• _Recorded information_:
______________________________
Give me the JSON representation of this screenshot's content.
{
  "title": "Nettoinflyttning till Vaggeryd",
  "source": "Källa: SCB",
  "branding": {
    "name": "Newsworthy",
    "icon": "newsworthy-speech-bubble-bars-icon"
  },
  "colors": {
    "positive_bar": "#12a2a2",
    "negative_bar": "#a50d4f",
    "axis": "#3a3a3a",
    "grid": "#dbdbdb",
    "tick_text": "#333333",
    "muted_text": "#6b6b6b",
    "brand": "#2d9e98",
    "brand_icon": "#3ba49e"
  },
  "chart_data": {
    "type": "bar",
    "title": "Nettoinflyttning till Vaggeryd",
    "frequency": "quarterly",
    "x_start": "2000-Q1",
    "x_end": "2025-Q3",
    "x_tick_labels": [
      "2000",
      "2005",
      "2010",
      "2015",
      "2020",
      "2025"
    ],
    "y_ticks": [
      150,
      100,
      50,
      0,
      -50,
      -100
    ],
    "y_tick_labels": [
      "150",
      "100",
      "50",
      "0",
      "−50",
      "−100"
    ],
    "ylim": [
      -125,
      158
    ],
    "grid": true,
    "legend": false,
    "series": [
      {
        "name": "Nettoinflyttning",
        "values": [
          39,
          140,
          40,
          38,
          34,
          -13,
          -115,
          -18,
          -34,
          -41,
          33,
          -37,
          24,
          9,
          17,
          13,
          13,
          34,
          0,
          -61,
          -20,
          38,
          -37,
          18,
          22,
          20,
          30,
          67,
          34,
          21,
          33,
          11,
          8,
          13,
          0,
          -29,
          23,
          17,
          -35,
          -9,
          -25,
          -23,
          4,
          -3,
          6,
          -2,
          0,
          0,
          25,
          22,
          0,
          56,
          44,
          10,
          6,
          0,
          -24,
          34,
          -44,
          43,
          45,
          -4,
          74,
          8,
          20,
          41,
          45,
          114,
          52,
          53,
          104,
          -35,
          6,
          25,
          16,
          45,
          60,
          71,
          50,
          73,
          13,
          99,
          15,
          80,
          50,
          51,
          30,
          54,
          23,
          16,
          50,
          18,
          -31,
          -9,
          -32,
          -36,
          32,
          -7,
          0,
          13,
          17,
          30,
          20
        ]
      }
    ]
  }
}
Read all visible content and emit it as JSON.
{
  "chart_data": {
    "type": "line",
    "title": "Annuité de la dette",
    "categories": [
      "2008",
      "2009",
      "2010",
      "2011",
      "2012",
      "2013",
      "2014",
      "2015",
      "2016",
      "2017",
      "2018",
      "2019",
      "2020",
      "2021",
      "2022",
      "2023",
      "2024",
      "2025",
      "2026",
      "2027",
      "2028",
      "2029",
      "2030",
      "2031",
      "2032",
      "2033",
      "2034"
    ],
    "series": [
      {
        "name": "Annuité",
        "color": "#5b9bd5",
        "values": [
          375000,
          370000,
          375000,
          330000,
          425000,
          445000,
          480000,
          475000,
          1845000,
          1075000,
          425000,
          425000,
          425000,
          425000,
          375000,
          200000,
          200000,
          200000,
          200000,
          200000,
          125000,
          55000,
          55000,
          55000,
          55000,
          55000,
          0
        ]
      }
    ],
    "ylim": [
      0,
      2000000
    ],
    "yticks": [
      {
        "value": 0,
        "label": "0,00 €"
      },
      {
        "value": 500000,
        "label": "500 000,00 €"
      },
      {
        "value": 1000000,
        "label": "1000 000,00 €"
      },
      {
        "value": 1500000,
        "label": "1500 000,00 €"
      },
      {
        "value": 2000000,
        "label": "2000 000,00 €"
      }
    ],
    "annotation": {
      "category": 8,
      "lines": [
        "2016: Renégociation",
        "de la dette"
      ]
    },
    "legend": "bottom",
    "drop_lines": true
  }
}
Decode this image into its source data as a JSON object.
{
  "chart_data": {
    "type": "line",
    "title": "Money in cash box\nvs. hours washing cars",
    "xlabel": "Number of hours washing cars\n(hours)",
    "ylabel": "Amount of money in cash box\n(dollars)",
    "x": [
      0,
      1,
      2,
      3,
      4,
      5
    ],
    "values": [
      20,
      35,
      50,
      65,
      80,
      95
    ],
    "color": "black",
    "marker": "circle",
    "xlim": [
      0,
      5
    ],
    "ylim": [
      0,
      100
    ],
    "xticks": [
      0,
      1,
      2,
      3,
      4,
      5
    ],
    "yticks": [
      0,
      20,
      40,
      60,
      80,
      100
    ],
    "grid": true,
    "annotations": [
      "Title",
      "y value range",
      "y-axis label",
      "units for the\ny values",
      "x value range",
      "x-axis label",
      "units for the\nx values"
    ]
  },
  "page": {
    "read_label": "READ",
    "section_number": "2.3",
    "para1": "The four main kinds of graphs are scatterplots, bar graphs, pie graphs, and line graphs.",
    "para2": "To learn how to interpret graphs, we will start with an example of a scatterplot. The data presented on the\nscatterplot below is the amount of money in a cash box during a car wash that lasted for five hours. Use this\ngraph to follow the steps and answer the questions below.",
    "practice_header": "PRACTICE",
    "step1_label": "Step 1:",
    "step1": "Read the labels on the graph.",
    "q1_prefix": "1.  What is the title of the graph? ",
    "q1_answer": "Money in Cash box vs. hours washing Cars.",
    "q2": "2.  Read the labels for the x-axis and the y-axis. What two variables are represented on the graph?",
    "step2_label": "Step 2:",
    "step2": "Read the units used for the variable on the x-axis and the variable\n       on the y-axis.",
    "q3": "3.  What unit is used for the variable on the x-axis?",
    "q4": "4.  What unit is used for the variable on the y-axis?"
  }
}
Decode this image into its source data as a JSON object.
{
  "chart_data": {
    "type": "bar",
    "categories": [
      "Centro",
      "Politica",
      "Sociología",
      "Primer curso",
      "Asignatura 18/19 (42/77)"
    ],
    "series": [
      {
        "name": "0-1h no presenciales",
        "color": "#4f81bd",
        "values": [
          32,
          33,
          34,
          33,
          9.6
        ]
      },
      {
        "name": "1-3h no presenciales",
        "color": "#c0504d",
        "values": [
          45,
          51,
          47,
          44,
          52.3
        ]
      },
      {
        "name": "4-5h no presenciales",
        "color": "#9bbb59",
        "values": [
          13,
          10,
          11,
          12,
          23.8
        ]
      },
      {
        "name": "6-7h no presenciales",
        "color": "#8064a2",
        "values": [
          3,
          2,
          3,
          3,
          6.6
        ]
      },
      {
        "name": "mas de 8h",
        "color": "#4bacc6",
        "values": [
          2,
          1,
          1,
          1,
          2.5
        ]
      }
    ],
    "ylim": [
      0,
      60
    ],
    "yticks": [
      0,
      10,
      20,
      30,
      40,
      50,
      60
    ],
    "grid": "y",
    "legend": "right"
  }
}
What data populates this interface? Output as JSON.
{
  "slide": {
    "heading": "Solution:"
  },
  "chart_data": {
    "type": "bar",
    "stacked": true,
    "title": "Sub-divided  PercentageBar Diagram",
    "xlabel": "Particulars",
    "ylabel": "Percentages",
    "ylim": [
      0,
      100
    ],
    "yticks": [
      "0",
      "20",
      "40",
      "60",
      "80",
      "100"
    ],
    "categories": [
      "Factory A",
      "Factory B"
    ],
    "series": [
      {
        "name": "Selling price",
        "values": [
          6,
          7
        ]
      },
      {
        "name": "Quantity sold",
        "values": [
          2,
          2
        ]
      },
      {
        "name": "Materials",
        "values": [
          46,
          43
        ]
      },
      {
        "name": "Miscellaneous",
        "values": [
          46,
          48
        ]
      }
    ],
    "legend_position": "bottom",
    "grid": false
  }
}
______________________________
Transcribe every record above exactly as it appears.

Give me the JSON representation of this screenshot's content.
{
  "title": "Nettoinflyttning till Vaggeryd",
  "source": "Källa: SCB",
  "branding": {
    "name": "Newsworthy",
    "icon": "newsworthy-speech-bubble-bars-icon"
  },
  "colors": {
    "positive_bar": "#12a2a2",
    "negative_bar": "#a50d4f",
    "axis": "#3a3a3a",
    "grid": "#dbdbdb",
    "tick_text": "#333333",
    "muted_text": "#6b6b6b",
    "brand": "#2d9e98",
    "brand_icon": "#3ba49e"
  },
  "chart_data": {
    "type": "bar",
    "title": "Nettoinflyttning till Vaggeryd",
    "frequency": "quarterly",
    "x_start": "2000-Q1",
    "x_end": "2025-Q3",
    "x_tick_labels": [
      "2000",
      "2005",
      "2010",
      "2015",
      "2020",
      "2025"
    ],
    "y_ticks": [
      150,
      100,
      50,
      0,
      -50,
      -100
    ],
    "y_tick_labels": [
      "150",
      "100",
      "50",
      "0",
      "−50",
      "−100"
    ],
    "ylim": [
      -125,
      158
    ],
    "grid": true,
    "legend": false,
    "series": [
      {
        "name": "Nettoinflyttning",
        "values": [
          39,
          140,
          40,
          38,
          34,
          -13,
          -115,
          -18,
          -34,
          -41,
          33,
          -37,
          24,
          9,
          17,
          13,
          13,
          34,
          0,
          -61,
          -20,
          38,
          -37,
          18,
          22,
          20,
          30,
          67,
          34,
          21,
          33,
          11,
          8,
          13,
          0,
          -29,
          23,
          17,
          -35,
          -9,
          -25,
          -23,
          4,
          -3,
          6,
          -2,
          0,
          0,
          25,
          22,
          0,
          56,
          44,
          10,
          6,
          0,
          -24,
          34,
          -44,
          43,
          45,
          -4,
          74,
          8,
          20,
          41,
          45,
          114,
          52,
          53,
          104,
          -35,
          6,
          25,
          16,
          45,
          60,
          71,
          50,
          73,
          13,
          99,
          15,
          80,
          50,
          51,
          30,
          54,
          23,
          16,
          50,
          18,
          -31,
          -9,
          -32,
          -36,
          32,
          -7,
          0,
          13,
          17,
          30,
          20
        ]
      }
    ]
  }
}
Read all visible content and emit it as JSON.
{
  "chart_data": {
    "type": "line",
    "title": "Annuité de la dette",
    "categories": [
      "2008",
      "2009",
      "2010",
      "2011",
      "2012",
      "2013",
      "2014",
      "2015",
      "2016",
      "2017",
      "2018",
      "2019",
      "2020",
      "2021",
      "2022",
      "2023",
      "2024",
      "2025",
      "2026",
      "2027",
      "2028",
      "2029",
      "2030",
      "2031",
      "2032",
      "2033",
      "2034"
    ],
    "series": [
      {
        "name": "Annuité",
        "color": "#5b9bd5",
        "values": [
          375000,
          370000,
          375000,
          330000,
          425000,
          445000,
          480000,
          475000,
          1845000,
          1075000,
          425000,
          425000,
          425000,
          425000,
          375000,
          200000,
          200000,
          200000,
          200000,
          200000,
          125000,
          55000,
          55000,
          55000,
          55000,
          55000,
          0
        ]
      }
    ],
    "ylim": [
      0,
      2000000
    ],
    "yticks": [
      {
        "value": 0,
        "label": "0,00 €"
      },
      {
        "value": 500000,
        "label": "500 000,00 €"
      },
      {
        "value": 1000000,
        "label": "1000 000,00 €"
      },
      {
        "value": 1500000,
        "label": "1500 000,00 €"
      },
      {
        "value": 2000000,
        "label": "2000 000,00 €"
      }
    ],
    "annotation": {
      "category": 8,
      "lines": [
        "2016: Renégociation",
        "de la dette"
      ]
    },
    "legend": "bottom",
    "drop_lines": true
  }
}
Decode this image into its source data as a JSON object.
{
  "chart_data": {
    "type": "line",
    "title": "Money in cash box\nvs. hours washing cars",
    "xlabel": "Number of hours washing cars\n(hours)",
    "ylabel": "Amount of money in cash box\n(dollars)",
    "x": [
      0,
      1,
      2,
      3,
      4,
      5
    ],
    "values": [
      20,
      35,
      50,
      65,
      80,
      95
    ],
    "color": "black",
    "marker": "circle",
    "xlim": [
      0,
      5
    ],
    "ylim": [
      0,
      100
    ],
    "xticks": [
      0,
      1,
      2,
      3,
      4,
      5
    ],
    "yticks": [
      0,
      20,
      40,
      60,
      80,
      100
    ],
    "grid": true,
    "annotations": [
      "Title",
      "y value range",
      "y-axis label",
      "units for the\ny values",
      "x value range",
      "x-axis label",
      "units for the\nx values"
    ]
  },
  "page": {
    "read_label": "READ",
    "section_number": "2.3",
    "para1": "The four main kinds of graphs are scatterplots, bar graphs, pie graphs, and line graphs.",
    "para2": "To learn how to interpret graphs, we will start with an example of a scatterplot. The data presented on the\nscatterplot below is the amount of money in a cash box during a car wash that lasted for five hours. Use this\ngraph to follow the steps and answer the questions below.",
    "practice_header": "PRACTICE",
    "step1_label": "Step 1:",
    "step1": "Read the labels on the graph.",
    "q1_prefix": "1.  What is the title of the graph? ",
    "q1_answer": "Money in Cash box vs. hours washing Cars.",
    "q2": "2.  Read the labels for the x-axis and the y-axis. What two variables are represented on the graph?",
    "step2_label": "Step 2:",
    "step2": "Read the units used for the variable on the x-axis and the variable\n       on the y-axis.",
    "q3": "3.  What unit is used for the variable on the x-axis?",
    "q4": "4.  What unit is used for the variable on the y-axis?"
  }
}
Decode this image into its source data as a JSON object.
{
  "chart_data": {
    "type": "bar",
    "categories": [
      "Centro",
      "Politica",
      "Sociología",
      "Primer curso",
      "Asignatura 18/19 (42/77)"
    ],
    "series": [
      {
        "name": "0-1h no presenciales",
        "color": "#4f81bd",
        "values": [
          32,
          33,
          34,
          33,
          9.6
        ]
      },
      {
        "name": "1-3h no presenciales",
        "color": "#c0504d",
        "values": [
          45,
          51,
          47,
          44,
          52.3
        ]
      },
      {
        "name": "4-5h no presenciales",
        "color": "#9bbb59",
        "values": [
          13,
          10,
          11,
          12,
          23.8
        ]
      },
      {
        "name": "6-7h no presenciales",
        "color": "#8064a2",
        "values": [
          3,
          2,
          3,
          3,
          6.6
        ]
      },
      {
        "name": "mas de 8h",
        "color": "#4bacc6",
        "values": [
          2,
          1,
          1,
          1,
          2.5
        ]
      }
    ],
    "ylim": [
      0,
      60
    ],
    "yticks": [
      0,
      10,
      20,
      30,
      40,
      50,
      60
    ],
    "grid": "y",
    "legend": "right"
  }
}
What data populates this interface? Output as JSON.
{
  "slide": {
    "heading": "Solution:"
  },
  "chart_data": {
    "type": "bar",
    "stacked": true,
    "title": "Sub-divided  PercentageBar Diagram",
    "xlabel": "Particulars",
    "ylabel": "Percentages",
    "ylim": [
      0,
      100
    ],
    "yticks": [
      "0",
      "20",
      "40",
      "60",
      "80",
      "100"
    ],
    "categories": [
      "Factory A",
      "Factory B"
    ],
    "series": [
      {
        "name": "Selling price",
        "values": [
          6,
          7
        ]
      },
      {
        "name": "Quantity sold",
        "values": [
          2,
          2
        ]
      },
      {
        "name": "Materials",
        "values": [
          46,
          43
        ]
      },
      {
        "name": "Miscellaneous",
        "values": [
          46,
          48
        ]
      }
    ],
    "legend_position": "bottom",
    "grid": false
  }
}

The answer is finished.